START EXERCISE MATERIAL

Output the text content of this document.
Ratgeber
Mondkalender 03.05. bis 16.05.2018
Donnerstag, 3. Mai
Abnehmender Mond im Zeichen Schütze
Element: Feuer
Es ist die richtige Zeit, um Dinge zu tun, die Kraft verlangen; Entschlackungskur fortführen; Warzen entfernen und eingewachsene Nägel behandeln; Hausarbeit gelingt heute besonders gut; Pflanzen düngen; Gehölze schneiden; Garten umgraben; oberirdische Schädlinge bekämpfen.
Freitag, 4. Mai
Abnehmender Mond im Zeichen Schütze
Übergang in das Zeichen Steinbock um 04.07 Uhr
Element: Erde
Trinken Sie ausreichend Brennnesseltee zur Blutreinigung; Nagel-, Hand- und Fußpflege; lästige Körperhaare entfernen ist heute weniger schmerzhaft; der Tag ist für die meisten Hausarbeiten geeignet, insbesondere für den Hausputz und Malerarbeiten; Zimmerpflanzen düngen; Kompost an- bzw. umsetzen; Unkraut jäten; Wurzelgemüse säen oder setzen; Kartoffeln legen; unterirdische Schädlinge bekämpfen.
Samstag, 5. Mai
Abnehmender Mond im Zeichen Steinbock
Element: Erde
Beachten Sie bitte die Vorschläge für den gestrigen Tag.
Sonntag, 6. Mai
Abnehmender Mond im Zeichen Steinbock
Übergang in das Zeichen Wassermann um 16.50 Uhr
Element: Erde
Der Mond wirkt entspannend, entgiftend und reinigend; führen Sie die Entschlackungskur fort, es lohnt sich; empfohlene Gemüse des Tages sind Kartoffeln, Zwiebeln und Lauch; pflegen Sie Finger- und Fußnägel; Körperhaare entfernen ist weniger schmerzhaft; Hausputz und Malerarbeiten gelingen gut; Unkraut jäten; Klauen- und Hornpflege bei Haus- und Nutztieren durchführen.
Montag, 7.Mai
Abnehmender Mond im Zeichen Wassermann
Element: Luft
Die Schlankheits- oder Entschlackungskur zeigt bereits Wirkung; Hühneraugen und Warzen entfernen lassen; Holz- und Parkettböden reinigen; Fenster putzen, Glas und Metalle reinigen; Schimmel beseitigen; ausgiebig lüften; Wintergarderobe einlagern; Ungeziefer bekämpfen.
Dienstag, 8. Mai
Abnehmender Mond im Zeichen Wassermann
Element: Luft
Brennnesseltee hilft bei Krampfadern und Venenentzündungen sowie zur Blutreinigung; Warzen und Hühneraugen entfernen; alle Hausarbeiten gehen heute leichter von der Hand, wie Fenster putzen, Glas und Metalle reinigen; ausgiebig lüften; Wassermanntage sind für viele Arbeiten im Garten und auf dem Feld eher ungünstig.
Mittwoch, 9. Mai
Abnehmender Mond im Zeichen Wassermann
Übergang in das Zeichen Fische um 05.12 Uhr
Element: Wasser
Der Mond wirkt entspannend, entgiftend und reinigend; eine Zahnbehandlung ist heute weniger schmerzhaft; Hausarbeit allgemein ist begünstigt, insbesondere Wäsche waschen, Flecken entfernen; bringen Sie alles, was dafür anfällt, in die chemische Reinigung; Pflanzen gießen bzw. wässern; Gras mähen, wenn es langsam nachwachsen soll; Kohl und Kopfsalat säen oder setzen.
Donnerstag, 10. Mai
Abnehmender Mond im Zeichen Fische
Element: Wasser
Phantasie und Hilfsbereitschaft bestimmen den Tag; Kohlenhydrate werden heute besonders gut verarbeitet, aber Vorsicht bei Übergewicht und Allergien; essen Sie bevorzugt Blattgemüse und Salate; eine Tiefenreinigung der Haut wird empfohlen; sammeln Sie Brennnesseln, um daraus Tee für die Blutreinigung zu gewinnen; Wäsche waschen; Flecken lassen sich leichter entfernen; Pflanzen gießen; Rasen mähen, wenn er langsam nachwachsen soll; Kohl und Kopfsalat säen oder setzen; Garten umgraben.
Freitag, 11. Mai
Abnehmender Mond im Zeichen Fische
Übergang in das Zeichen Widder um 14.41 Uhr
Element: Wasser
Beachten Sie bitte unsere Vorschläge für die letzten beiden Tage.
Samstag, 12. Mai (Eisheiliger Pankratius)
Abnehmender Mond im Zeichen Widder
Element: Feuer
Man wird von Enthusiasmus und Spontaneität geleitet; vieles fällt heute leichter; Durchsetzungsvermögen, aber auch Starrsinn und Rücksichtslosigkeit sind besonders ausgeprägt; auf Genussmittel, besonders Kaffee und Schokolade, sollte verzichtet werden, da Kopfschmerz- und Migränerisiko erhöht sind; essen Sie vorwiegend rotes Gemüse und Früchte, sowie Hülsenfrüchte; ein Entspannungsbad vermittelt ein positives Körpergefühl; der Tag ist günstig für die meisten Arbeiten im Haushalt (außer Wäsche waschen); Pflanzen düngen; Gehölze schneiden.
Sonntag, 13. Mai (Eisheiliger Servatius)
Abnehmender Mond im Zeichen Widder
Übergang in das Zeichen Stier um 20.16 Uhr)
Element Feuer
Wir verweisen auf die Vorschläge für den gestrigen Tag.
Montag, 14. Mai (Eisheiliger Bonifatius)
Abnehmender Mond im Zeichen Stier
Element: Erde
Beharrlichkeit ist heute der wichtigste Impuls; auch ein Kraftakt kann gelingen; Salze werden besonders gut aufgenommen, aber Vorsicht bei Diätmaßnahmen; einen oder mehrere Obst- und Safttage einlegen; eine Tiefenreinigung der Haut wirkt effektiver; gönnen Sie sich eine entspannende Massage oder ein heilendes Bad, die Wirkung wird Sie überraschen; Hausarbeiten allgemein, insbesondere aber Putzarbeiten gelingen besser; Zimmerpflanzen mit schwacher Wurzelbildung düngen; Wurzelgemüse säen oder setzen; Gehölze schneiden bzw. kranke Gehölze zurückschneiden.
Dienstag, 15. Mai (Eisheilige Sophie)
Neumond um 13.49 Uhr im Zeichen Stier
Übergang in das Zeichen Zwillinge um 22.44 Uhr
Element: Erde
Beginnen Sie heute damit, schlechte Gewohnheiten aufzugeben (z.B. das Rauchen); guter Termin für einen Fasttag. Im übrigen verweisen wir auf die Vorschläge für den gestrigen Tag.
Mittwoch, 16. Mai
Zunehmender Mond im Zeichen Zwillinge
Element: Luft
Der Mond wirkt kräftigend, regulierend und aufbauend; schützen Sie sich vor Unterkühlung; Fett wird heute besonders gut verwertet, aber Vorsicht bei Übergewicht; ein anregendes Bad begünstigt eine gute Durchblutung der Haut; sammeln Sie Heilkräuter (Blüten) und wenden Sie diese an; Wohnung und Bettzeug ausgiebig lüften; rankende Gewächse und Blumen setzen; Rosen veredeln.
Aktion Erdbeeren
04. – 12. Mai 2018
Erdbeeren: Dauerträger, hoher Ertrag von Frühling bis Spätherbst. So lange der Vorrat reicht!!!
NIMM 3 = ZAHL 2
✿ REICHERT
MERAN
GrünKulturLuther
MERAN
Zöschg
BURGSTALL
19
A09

END EXERCISE MATERIAL

■ ACTION ITEM:
Show every line from the listing above in which the string "Montag" appears.

■ TASK SOLUTION:
Montag, 7.Mai
Montag, 14. Mai (Eisheiliger Bonifatius)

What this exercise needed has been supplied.